• [Document]

I’m sure you’ve had many experiences of the good, the bad, and the indifferent in various workshops and seminars. As I’ve begun to do some teaching, I’ve started to try to figure out what exactly the good teachers do (or don’t do!) that is different.
Organized. Good teachers are well organized, they arrive on time, they have the right materials with them, they have a lesson plan for each day and they tell you what the overall course plan is (whether it’s a couple of days or a couple of weeks).
Focussed. Several times I’ve been in workshops where the teacher has been addressing some private interest of their own..there was one who spent every morning explaining some obscure yoga theories to us! a brief aside on some topic that illustrates a point is good, 5 x 3 hours of esoteric, obscure, arcane theorizing is not!
Well Informed. Good teachers either know the answers, or know where you can find the answers – they don’t make up rubbish off the tops of their heads! (or from anywhere else for that matter!). They are also well educated in their subject and can not only tell you something but give you the context, and examples from many areas in art – or whatever is appropriate. Those teachers who have obviously never looked at a decent painting and know nothing of art history are so limited.

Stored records

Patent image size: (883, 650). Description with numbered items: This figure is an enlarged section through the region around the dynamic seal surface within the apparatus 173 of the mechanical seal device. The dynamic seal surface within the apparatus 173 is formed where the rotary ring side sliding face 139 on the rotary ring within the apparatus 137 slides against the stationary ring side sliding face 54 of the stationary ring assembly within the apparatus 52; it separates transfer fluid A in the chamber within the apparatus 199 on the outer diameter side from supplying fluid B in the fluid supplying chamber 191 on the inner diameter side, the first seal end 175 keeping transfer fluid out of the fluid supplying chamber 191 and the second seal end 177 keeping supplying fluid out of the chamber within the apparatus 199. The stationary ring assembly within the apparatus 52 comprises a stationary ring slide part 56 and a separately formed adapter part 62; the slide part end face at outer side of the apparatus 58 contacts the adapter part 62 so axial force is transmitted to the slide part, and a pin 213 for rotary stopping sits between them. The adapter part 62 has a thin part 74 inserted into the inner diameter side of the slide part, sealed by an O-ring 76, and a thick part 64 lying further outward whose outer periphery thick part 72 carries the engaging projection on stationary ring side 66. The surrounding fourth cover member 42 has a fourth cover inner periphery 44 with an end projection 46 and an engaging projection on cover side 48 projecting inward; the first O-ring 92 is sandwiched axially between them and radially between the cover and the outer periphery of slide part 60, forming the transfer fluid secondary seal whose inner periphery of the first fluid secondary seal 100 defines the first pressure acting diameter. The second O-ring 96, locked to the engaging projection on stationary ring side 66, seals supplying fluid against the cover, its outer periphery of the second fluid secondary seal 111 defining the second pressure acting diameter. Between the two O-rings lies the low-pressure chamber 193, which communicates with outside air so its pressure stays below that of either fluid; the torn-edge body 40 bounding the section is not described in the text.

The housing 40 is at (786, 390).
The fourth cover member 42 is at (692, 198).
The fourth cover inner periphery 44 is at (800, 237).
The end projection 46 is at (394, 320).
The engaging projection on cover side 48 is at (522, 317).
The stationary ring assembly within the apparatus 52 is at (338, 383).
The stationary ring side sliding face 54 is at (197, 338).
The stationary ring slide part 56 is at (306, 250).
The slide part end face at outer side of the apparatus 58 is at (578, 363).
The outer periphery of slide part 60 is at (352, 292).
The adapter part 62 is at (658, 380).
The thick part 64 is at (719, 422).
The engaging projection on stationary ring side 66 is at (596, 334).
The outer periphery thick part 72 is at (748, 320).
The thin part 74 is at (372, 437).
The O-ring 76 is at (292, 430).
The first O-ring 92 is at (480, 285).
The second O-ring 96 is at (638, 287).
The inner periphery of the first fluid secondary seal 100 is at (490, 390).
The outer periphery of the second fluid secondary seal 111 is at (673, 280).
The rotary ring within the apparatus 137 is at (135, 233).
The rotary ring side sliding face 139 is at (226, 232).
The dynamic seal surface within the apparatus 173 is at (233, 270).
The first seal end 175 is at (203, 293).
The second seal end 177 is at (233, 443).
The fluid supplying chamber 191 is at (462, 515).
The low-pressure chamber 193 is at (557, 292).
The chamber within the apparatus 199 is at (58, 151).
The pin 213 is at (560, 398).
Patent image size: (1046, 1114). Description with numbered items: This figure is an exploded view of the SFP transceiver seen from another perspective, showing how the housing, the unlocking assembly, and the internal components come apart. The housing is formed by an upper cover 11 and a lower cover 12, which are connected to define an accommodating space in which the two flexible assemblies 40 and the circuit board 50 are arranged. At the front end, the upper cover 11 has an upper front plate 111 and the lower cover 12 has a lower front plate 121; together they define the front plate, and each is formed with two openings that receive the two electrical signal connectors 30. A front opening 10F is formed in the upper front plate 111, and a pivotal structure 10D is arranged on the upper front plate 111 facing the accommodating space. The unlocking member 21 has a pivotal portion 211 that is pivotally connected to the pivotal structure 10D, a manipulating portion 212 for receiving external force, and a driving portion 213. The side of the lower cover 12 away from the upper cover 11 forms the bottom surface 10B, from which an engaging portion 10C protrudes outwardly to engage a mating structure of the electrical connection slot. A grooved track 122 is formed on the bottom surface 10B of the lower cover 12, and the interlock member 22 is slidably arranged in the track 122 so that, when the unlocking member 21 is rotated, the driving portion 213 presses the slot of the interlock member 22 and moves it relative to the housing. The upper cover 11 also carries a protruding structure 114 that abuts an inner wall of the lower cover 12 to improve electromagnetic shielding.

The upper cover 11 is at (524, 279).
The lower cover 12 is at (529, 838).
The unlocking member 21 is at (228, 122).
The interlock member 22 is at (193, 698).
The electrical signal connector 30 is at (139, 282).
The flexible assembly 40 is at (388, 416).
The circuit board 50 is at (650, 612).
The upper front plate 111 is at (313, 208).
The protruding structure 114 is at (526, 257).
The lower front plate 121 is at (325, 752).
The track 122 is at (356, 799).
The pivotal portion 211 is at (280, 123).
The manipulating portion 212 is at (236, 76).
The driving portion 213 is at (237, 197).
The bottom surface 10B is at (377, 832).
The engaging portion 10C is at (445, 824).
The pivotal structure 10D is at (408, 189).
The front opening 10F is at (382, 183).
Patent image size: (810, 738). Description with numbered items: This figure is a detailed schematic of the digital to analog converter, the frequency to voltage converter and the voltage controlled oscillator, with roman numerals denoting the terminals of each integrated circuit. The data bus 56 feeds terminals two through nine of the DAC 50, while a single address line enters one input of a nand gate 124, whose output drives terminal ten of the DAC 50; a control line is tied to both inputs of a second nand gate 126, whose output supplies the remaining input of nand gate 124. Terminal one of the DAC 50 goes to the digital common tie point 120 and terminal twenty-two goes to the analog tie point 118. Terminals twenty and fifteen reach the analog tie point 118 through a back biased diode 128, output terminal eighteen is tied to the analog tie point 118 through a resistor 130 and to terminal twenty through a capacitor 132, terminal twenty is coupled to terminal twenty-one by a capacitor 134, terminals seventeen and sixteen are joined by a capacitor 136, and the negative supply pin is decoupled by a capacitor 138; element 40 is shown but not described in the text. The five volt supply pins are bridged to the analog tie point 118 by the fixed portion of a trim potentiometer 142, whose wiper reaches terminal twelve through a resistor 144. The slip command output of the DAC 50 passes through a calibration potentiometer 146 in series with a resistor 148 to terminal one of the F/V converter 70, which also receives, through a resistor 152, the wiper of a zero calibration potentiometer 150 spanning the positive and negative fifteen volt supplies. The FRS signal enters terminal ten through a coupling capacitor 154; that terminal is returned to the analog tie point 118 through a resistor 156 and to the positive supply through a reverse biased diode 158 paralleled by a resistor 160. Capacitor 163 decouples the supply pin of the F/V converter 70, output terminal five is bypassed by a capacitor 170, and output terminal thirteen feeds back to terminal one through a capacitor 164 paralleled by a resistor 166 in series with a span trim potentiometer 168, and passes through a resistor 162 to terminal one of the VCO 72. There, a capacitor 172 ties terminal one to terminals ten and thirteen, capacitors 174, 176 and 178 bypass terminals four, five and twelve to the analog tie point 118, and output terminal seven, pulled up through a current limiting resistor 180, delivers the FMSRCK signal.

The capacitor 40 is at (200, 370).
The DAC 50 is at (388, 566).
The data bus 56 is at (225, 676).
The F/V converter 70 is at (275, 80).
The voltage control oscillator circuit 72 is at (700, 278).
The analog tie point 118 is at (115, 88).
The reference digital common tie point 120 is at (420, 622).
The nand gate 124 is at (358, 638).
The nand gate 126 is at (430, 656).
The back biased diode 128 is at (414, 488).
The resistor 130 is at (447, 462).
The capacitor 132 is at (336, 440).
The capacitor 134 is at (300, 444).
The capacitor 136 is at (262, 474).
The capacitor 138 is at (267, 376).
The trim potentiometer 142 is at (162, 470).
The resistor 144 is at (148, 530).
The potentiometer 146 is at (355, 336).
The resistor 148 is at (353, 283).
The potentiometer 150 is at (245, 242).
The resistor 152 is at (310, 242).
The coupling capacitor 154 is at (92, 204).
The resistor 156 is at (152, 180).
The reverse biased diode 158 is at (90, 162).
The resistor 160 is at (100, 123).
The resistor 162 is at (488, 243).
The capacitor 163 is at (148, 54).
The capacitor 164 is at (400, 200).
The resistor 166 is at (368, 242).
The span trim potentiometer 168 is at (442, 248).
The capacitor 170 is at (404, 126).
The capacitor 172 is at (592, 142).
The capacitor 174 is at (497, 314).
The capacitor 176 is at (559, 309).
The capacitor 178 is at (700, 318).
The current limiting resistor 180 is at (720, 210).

• [Requirement 1] List the qualities of good teachers that the piece on good teachers uses as paragraph headings.
• [Requirement 2]
Answer these questions using the piece on good teachers:
(a) What did one workshop teacher spend every morning explaining?
(b) Apart from a lesson plan for each day, what plan do good teachers tell you about?
(c) If good teachers don't know an answer, what do they know instead?
• [Requirement 3] Resume the piece on good teachers after its final sentence.

• [Task answer 1] Organized, Focussed, Well Informed

• [Task answer 2]
(a) Some obscure yoga theories.
(b) The overall course plan.
(c) Where you can find the answer.

• [Task answer 3]
Relaxed . I do dislike those very tense, humourless obsessive teachers who insist that everything be done their way: “throw out all the rules!! now you Must do this and this and this….”. Eeek..I’m running! One lady even burst into tears because I was unwilling to do every single mind-fogging example of stitching that she required.
Focussed on the class. And then there are those who are on their own private narcissistic ego trip and see the class only as a chance to gain more acolytes: “Let me show you just how wonderful I am!”
Greedy. I don’t like to have to buy (other than essentials not obtainable anywhere else) over-priced supplies in class – especially if the teacher spends all his/her time laying out a shop that overtakes 50% of the workroom (yes, folks! I’ve seen that – unbelievable). A small selection of interesting things that can be perused when the muse is failing, yes…that’s good. But requiring me to buy…not good.
Sober: it is nice too if they’re not drunk, high or hung over! that slurred speech and falling about is not very conducive to learning! and I’m not sympathetic if they’re sitting there with bloodshot eyes clasping their foreheads first thing in the morning when I’m ready and eager to learn.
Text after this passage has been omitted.